Its time to reclaim religion Sharon Brous

Translator: Joseph Geni
Reviewer: Joanna Pietrulewicz

I was a new mother

and a young rabbi

in the spring of 2004

and the world was in shambles.

Maybe you remember.

Every day, we heard devastating reports
from the war in Iraq.

There were waves of terror
rolling across the globe.

It seemed like humanity
was spinning out of control.

I remember the night that I read

about the series of coordinated bombings

in the subway system in Madrid,

and I got up and I walked over to the crib

where my six-month-old baby girl

lay sleeping sweetly,

and I heard the rhythm of her breath,

and I felt this sense of urgency
coursing through my body.

We were living through a time
of tectonic shifts in ideologies,

in politics, in religion, in populations.

Everything felt so precarious.

And I remember thinking,

“My God, what kind of world
did we bring this child into?

And what was I as a mother
and a religious leader

willing to do about it?

Of course, I knew it was clear

that religion would be
a principle battlefield

in this rapidly changing landscape,

and it was already clear

that religion was a significant
part of the problem.

The question for me was,

could religion
also be part of the solution?

Now, throughout history,

people have committed
horrible crimes and atrocities

in the name of religion.

And as we entered the 21st century,

it was very clear that religious extremism
was once again on the rise.

Our studies now show

that over the course
of the past 15, 20 years,

hostilities and religion-related violence

have been on the increase
all over the world.

But we don’t even need
the studies to prove it,

because I ask you,
how many of us are surprised today

when we hear the stories
of a bombing or a shooting,

when we later find out
that the last word that was uttered

before the trigger is pulled
or the bomb is detonated

is the name of God?

It barely raises an eyebrow today

when we learn that yet another person

has decided to show his love of God

by taking the lives of God’s children.

In America, religious extremism

looks like a white,
antiabortion Christian extremist

walking into Planned Parenthood
in Colorado Springs

and murdering three people.

++++++++

Exercise task 1:
Rewrite the Records from the first row through the row containing "spec-value: 110 кг — [417, 117, 459, 132]", substituting "spec-field" for "spec-value" and leaving everything else unchanged.

Records:
++++++++

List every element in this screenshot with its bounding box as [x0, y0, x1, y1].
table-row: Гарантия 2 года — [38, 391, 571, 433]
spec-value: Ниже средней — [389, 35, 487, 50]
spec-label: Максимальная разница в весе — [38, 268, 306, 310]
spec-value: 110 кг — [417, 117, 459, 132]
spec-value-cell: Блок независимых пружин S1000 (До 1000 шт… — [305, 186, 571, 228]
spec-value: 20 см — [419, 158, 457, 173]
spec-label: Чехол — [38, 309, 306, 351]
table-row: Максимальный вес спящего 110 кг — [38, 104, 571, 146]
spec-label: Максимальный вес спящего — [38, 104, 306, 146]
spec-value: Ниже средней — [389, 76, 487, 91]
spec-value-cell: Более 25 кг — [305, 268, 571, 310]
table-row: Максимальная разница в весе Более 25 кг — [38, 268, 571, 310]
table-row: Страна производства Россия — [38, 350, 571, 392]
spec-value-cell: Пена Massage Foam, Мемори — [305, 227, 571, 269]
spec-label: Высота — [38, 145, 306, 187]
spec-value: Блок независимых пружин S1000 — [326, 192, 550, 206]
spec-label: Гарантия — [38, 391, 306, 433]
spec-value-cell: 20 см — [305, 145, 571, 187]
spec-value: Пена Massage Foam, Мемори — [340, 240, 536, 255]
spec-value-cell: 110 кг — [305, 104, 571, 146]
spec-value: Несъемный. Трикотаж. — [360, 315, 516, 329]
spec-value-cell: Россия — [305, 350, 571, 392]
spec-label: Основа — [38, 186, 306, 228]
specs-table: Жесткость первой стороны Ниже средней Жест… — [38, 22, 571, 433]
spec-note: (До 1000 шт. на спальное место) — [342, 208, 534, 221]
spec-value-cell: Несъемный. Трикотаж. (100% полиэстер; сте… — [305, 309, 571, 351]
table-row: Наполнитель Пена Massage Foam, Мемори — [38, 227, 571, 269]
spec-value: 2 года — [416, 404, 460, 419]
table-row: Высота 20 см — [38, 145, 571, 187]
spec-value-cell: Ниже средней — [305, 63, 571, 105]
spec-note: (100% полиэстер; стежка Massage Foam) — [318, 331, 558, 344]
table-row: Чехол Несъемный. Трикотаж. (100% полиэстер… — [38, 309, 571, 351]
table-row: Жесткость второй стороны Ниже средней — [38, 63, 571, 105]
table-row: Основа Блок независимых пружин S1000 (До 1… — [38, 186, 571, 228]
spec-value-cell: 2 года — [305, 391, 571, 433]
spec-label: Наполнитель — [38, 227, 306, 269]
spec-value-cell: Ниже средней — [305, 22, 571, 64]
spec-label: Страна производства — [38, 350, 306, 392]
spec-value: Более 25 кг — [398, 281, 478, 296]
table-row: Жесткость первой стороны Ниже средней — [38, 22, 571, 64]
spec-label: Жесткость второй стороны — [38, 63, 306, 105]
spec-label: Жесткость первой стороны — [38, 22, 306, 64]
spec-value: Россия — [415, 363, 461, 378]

++++++++

Exercise task 2:
Continue the talk on reclaiming religion from the point where it ends.

Written reply 1:
List every element in this screenshot with its bounding box as [x0, y0, x1, y1].
table-row: Гарантия 2 года — [38, 391, 571, 433]
spec-field: Ниже средней — [389, 35, 487, 50]
spec-label: Максимальная разница в весе — [38, 268, 306, 310]
spec-field: 110 кг — [417, 117, 459, 132]

Written reply 2:
It also looks like a couple

inspired by the Islamic State

walking into an office party
in San Bernardino and killing 14.

And even when religion-related extremism
does not lead to violence,

it is still used
as a political wedge issue,

cynically leading people
to justify the subordination of women,

the stigmatization of LGBT people,

racism, Islamophobia and anti-Semitism.

This ought to concern deeply

those of us who care
about the future of religion

and the future of faith.

We need to call this what it is:

a great failure of religion.

But the thing is, this isn’t even the only
challenge that religion faces today.

At the very same time

that we need religion
to be a strong force against extremism,

it is suffering
from a second pernicious trend,

what I call religious routine-ism.

This is when our institutions
and our leaders

are stuck in a paradigm
that is rote and perfunctory,

devoid of life, devoid of vision

and devoid of soul.

Let me explain what I mean like this.

One of the great blessings
of being a rabbi

is standing under the chuppah,
under the wedding canopy, with a couple,

and helping them proclaim publicly

and make holy the love
that they found for one another.

I want to ask you now, though,

to think maybe from your own experience

or maybe just imagine it

about the difference
between the intensity of the experience

under the wedding canopy,

and maybe the experience
of the sixth or seventh anniversary.

(Laughter)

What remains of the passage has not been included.